Determine how many lines contain the string "Freiburg". Reply with that figure and nothing else.

--- start Records for processing ---

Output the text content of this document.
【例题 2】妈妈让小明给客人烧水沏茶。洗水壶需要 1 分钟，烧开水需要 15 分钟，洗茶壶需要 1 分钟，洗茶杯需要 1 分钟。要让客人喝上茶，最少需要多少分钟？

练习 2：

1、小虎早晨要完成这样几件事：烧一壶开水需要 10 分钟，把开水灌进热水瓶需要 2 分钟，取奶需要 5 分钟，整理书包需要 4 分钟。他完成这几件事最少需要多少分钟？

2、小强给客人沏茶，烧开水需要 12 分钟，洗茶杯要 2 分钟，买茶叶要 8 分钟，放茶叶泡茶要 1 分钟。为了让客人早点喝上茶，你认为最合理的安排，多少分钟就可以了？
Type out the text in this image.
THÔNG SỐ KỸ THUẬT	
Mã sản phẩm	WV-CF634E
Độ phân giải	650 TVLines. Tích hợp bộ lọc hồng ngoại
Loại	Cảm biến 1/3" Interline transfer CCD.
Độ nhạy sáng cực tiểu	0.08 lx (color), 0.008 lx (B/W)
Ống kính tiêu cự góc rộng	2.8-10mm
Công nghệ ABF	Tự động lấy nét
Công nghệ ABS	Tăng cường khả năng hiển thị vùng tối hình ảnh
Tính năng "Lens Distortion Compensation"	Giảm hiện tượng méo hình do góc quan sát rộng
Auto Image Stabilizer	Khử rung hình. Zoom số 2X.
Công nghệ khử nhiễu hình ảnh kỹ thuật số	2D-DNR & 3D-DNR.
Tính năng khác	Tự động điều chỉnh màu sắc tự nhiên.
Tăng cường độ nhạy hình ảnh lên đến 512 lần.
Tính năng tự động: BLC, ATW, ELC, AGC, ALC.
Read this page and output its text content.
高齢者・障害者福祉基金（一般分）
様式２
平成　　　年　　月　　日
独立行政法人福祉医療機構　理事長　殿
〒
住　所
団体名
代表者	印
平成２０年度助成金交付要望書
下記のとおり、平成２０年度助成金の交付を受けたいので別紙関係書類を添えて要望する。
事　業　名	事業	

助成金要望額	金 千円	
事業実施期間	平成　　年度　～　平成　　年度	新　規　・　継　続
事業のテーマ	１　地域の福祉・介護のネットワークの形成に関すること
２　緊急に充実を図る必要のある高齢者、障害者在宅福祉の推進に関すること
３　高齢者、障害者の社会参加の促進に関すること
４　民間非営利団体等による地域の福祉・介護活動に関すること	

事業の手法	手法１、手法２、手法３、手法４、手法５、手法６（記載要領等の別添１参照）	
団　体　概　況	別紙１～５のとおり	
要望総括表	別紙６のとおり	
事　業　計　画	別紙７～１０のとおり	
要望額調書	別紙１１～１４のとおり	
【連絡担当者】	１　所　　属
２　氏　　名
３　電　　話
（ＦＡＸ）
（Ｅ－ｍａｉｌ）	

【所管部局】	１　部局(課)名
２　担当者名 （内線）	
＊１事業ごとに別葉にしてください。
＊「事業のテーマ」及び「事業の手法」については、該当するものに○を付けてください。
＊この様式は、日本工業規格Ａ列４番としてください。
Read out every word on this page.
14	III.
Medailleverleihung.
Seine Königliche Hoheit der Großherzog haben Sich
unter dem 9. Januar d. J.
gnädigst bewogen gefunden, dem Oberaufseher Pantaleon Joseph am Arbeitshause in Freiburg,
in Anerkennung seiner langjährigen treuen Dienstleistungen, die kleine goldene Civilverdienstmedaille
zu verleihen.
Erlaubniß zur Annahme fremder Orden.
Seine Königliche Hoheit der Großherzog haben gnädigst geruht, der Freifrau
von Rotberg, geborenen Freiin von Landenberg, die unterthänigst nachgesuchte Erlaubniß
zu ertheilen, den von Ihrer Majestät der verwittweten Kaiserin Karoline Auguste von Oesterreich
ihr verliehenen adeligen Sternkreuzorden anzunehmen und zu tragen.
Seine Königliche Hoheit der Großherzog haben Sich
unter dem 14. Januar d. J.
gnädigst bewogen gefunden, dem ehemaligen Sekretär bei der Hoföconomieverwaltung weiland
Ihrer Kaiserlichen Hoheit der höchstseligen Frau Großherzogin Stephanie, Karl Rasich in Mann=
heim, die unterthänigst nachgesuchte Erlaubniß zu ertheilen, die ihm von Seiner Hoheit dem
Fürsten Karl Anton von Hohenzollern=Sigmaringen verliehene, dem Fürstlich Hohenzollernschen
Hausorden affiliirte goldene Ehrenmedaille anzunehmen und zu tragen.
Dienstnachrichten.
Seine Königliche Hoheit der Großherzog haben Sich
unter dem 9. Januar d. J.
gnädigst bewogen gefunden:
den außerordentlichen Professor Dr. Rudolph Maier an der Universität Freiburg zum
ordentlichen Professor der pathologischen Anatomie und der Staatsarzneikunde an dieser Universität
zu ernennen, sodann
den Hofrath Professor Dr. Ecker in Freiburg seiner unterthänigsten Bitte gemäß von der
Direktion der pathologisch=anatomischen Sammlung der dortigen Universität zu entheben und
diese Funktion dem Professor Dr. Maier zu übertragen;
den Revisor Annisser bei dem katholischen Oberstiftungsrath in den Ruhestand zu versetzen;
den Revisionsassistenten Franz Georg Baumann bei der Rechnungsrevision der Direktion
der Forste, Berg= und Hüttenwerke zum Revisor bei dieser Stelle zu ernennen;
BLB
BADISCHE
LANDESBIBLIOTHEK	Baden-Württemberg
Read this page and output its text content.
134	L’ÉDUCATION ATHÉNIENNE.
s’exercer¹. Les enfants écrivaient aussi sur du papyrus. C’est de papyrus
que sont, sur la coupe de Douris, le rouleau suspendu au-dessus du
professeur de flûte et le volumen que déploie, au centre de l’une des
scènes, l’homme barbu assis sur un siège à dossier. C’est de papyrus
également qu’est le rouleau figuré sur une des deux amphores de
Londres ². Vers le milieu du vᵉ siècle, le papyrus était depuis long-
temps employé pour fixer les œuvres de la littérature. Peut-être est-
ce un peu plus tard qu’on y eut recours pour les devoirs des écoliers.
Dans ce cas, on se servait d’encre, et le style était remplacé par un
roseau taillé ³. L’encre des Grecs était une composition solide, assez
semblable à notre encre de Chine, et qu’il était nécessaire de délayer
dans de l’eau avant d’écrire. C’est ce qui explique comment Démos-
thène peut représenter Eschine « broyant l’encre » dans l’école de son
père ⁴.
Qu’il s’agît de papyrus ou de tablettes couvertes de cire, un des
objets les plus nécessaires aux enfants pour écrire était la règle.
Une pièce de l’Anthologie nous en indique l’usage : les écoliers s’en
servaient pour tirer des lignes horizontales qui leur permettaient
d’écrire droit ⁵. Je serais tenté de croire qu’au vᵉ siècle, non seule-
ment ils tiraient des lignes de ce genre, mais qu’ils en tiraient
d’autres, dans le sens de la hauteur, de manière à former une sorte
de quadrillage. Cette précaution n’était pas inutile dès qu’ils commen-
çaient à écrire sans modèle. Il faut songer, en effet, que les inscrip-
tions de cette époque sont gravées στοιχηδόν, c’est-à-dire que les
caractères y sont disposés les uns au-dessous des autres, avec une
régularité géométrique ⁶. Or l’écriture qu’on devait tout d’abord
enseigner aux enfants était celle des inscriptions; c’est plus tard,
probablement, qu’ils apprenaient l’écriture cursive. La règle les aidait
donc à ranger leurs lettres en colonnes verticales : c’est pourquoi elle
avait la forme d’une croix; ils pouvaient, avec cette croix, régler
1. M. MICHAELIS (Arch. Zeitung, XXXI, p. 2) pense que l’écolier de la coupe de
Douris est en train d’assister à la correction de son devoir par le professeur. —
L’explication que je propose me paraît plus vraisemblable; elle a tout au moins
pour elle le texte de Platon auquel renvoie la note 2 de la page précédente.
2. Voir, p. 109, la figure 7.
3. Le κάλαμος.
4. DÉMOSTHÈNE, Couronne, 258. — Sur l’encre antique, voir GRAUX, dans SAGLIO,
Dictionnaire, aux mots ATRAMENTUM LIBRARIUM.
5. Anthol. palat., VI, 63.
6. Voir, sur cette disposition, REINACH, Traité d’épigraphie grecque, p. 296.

--- end Records for processing ---

● **Task response**:
3